■ Your goal
Copy every line of the entries below without changing anything.

─── Data for processing ───

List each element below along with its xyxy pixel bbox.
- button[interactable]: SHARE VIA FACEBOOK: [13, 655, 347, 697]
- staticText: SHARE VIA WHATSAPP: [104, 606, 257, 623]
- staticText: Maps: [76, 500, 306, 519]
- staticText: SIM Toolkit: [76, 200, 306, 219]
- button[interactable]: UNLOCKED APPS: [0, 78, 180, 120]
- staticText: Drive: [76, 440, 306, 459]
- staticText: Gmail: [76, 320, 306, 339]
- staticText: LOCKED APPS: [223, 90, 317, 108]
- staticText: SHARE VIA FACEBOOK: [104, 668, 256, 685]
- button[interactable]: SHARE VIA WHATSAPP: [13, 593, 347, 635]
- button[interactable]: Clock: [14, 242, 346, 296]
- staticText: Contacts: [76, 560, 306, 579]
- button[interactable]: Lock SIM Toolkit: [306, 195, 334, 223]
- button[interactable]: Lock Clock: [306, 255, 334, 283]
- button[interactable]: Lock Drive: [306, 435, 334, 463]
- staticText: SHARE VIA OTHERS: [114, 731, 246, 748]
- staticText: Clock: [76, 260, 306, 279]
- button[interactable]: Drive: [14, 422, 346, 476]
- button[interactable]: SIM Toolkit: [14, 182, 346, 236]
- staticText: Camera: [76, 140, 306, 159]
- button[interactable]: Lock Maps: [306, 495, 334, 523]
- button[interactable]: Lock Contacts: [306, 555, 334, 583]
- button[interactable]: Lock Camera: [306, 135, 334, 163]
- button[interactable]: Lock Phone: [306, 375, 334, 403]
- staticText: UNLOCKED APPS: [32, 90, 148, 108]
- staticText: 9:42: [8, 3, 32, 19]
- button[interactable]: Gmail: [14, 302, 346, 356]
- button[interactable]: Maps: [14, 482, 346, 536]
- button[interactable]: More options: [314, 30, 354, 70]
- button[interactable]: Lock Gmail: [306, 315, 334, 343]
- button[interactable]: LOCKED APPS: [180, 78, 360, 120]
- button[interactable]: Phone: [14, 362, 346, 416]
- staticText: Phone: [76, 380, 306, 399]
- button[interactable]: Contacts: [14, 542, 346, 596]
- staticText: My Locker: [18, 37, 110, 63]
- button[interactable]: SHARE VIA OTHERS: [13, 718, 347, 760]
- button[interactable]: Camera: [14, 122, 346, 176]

───

■ Worked answer
List each element below along with its xyxy pixel bbox.
- button[interactable]: SHARE VIA FACEBOOK: [13, 655, 347, 697]
- staticText: SHARE VIA WHATSAPP: [104, 606, 257, 623]
- staticText: Maps: [76, 500, 306, 519]
- staticText: SIM Toolkit: [76, 200, 306, 219]
- button[interactable]: UNLOCKED APPS: [0, 78, 180, 120]
- staticText: Drive: [76, 440, 306, 459]
- staticText: Gmail: [76, 320, 306, 339]
- staticText: LOCKED APPS: [223, 90, 317, 108]
- staticText: SHARE VIA FACEBOOK: [104, 668, 256, 685]
- button[interactable]: SHARE VIA WHATSAPP: [13, 593, 347, 635]
- button[interactable]: Clock: [14, 242, 346, 296]
- staticText: Contacts: [76, 560, 306, 579]
- button[interactable]: Lock SIM Toolkit: [306, 195, 334, 223]
- button[interactable]: Lock Clock: [306, 255, 334, 283]
- button[interactable]: Lock Drive: [306, 435, 334, 463]
- staticText: SHARE VIA OTHERS: [114, 731, 246, 748]
- staticText: Clock: [76, 260, 306, 279]
- button[interactable]: Drive: [14, 422, 346, 476]
- button[interactable]: SIM Toolkit: [14, 182, 346, 236]
- staticText: Camera: [76, 140, 306, 159]
- button[interactable]: Lock Maps: [306, 495, 334, 523]
- button[interactable]: Lock Contacts: [306, 555, 334, 583]
- button[interactable]: Lock Camera: [306, 135, 334, 163]
- button[interactable]: Lock Phone: [306, 375, 334, 403]
- staticText: UNLOCKED APPS: [32, 90, 148, 108]
- staticText: 9:42: [8, 3, 32, 19]
- button[interactable]: Gmail: [14, 302, 346, 356]
- button[interactable]: Maps: [14, 482, 346, 536]
- button[interactable]: More options: [314, 30, 354, 70]
- button[interactable]: Lock Gmail: [306, 315, 334, 343]
- button[interactable]: LOCKED APPS: [180, 78, 360, 120]
- button[interactable]: Phone: [14, 362, 346, 416]
- staticText: Phone: [76, 380, 306, 399]
- button[interactable]: Contacts: [14, 542, 346, 596]
- staticText: My Locker: [18, 37, 110, 63]
- button[interactable]: SHARE VIA OTHERS: [13, 718, 347, 760]
- button[interactable]: Camera: [14, 122, 346, 176]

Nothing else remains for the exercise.